# Short exercise
Using the material below, copy every line where "ALLES" appears.

[Dataset records]
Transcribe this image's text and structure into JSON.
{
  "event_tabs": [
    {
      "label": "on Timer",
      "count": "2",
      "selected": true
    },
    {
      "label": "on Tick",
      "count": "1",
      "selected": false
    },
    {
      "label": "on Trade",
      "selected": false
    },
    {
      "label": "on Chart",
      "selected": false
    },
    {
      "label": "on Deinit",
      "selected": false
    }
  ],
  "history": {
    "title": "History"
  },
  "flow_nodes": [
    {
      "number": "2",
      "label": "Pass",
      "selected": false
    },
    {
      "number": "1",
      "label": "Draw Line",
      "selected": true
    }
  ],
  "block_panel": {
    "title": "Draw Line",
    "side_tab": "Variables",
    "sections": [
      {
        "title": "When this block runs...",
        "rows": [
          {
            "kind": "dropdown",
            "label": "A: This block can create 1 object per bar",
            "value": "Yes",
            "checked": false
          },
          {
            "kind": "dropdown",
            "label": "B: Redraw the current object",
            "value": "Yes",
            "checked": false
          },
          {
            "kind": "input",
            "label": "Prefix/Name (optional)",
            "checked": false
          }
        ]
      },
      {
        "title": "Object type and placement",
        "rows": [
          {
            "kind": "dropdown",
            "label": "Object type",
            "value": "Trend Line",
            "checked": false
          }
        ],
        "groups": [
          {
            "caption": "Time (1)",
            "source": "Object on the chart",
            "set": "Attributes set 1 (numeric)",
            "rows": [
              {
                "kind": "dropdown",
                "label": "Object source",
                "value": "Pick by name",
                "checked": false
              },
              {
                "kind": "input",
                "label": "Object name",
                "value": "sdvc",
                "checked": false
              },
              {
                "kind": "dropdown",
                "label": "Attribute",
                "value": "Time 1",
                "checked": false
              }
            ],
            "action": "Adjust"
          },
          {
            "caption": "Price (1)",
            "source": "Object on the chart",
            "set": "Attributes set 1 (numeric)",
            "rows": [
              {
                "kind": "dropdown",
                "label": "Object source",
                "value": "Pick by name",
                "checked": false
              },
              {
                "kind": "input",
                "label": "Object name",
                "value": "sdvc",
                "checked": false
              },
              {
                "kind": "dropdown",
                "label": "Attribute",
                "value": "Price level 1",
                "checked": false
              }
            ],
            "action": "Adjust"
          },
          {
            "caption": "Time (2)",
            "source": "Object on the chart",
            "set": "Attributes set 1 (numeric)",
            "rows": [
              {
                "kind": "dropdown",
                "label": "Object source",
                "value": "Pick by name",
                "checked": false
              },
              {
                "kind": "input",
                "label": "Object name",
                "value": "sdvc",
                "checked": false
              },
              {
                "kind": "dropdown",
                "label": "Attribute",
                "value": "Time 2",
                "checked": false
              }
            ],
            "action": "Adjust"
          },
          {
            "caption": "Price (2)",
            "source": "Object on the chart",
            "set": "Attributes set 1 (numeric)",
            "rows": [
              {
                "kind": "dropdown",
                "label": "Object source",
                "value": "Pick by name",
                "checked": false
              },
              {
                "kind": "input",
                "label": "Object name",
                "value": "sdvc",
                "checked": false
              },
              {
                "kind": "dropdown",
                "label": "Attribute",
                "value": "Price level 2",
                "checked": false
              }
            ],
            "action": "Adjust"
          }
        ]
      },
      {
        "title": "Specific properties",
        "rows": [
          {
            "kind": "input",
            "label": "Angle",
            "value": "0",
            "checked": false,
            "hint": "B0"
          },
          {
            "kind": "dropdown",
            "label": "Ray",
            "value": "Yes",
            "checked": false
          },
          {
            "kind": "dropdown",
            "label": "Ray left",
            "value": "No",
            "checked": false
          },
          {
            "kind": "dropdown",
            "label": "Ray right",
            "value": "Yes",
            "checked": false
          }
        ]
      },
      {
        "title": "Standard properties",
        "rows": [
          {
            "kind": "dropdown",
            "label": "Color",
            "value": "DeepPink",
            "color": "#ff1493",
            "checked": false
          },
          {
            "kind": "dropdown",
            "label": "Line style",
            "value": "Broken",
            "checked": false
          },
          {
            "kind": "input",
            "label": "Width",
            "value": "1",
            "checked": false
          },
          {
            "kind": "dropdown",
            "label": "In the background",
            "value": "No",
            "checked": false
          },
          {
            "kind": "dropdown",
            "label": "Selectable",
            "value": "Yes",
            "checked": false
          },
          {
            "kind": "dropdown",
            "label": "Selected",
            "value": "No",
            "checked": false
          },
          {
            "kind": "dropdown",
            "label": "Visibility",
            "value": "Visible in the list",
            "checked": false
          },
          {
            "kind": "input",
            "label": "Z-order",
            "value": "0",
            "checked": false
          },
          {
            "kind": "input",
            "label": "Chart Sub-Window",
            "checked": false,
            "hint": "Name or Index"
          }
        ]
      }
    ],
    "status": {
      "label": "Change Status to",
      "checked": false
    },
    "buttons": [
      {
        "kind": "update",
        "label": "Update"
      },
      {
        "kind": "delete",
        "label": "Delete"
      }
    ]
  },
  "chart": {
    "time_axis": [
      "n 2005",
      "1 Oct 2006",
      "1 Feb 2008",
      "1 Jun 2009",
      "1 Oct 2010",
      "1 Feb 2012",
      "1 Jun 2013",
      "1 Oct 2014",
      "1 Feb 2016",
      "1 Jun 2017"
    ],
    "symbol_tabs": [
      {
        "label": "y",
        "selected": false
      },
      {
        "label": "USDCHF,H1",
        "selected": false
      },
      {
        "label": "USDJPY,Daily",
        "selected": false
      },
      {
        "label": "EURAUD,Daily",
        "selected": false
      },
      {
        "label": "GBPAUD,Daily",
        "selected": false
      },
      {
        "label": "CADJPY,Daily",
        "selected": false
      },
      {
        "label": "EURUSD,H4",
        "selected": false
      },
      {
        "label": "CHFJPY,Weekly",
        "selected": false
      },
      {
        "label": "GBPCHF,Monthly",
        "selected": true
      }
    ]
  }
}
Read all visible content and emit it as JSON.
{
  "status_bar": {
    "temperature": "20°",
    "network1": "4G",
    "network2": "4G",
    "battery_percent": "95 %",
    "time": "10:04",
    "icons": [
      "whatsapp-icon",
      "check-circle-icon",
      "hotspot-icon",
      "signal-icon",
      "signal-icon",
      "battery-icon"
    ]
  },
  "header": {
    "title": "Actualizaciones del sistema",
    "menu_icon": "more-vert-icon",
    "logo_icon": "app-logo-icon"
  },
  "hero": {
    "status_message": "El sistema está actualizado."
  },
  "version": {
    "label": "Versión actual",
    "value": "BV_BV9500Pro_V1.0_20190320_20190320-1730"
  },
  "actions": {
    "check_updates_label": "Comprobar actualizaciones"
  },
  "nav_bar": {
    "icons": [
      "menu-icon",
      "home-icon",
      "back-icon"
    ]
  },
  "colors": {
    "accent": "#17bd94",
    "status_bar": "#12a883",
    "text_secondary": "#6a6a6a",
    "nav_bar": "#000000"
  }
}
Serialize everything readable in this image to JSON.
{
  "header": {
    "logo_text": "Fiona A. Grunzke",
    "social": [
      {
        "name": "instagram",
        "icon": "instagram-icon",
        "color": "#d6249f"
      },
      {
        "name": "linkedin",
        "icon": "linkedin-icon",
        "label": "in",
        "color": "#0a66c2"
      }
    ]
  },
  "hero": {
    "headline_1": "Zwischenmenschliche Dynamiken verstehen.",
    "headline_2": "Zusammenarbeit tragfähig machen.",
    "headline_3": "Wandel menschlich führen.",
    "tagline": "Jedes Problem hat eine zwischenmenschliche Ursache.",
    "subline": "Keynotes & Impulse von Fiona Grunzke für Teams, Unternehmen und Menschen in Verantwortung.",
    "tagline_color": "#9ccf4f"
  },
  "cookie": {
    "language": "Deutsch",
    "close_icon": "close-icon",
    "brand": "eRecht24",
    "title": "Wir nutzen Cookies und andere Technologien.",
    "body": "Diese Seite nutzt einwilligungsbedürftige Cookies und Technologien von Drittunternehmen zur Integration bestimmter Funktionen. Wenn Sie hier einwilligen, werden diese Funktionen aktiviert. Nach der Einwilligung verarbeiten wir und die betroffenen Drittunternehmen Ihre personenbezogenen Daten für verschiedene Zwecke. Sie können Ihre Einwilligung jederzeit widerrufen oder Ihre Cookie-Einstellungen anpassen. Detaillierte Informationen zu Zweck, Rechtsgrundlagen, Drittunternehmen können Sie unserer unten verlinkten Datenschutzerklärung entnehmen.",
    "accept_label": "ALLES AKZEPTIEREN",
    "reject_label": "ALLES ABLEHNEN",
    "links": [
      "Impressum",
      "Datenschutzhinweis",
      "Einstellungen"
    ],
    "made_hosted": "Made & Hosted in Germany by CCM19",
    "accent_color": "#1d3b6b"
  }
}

# In response
    "accept_label": "ALLES AKZEPTIEREN",
    "reject_label": "ALLES ABLEHNEN",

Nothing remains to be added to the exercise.